Extracted records:
════════════════════

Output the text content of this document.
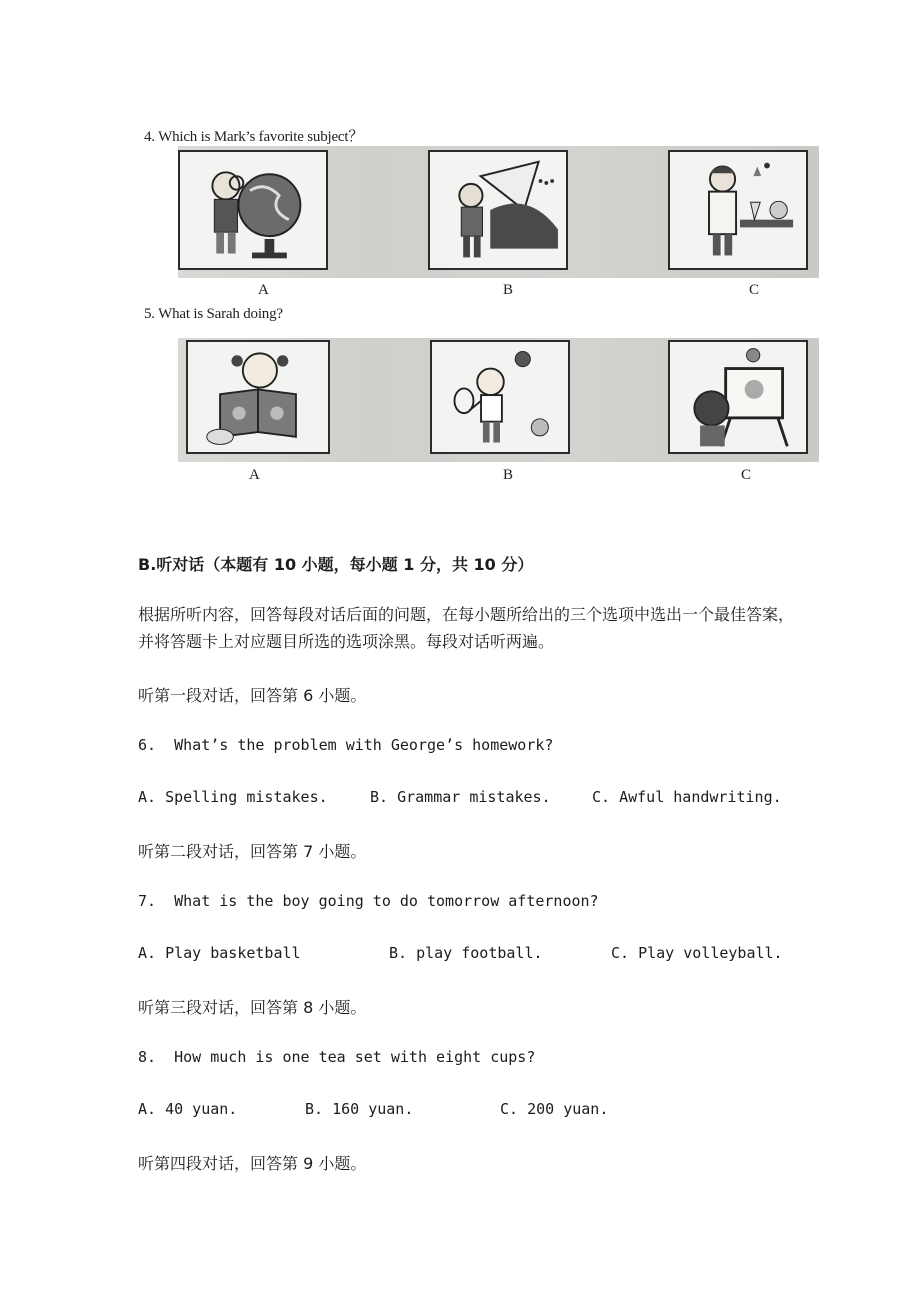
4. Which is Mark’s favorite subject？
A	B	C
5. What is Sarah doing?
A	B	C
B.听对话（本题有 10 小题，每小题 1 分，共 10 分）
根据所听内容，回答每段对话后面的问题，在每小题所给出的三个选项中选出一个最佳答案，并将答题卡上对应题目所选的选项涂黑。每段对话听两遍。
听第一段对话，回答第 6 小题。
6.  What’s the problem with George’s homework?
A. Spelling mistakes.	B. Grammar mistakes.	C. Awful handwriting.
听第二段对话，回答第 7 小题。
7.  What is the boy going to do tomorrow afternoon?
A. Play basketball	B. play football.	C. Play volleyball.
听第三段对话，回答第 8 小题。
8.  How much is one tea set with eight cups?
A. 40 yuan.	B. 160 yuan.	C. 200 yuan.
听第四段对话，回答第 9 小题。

════════════════════

Challenge — Reproduce each line of the records exactly, and omit every picture.

Task output —
Output the text content of this document.
4. Which is Mark’s favorite subject？
A	B	C
5. What is Sarah doing?
A	B	C
B.听对话（本题有 10 小题，每小题 1 分，共 10 分）
根据所听内容，回答每段对话后面的问题，在每小题所给出的三个选项中选出一个最佳答案，并将答题卡上对应题目所选的选项涂黑。每段对话听两遍。
听第一段对话，回答第 6 小题。
6.  What’s the problem with George’s homework?
A. Spelling mistakes.	B. Grammar mistakes.	C. Awful handwriting.
听第二段对话，回答第 7 小题。
7.  What is the boy going to do tomorrow afternoon?
A. Play basketball	B. play football.	C. Play volleyball.
听第三段对话，回答第 8 小题。
8.  How much is one tea set with eight cups?
A. 40 yuan.	B. 160 yuan.	C. 200 yuan.
听第四段对话，回答第 9 小题。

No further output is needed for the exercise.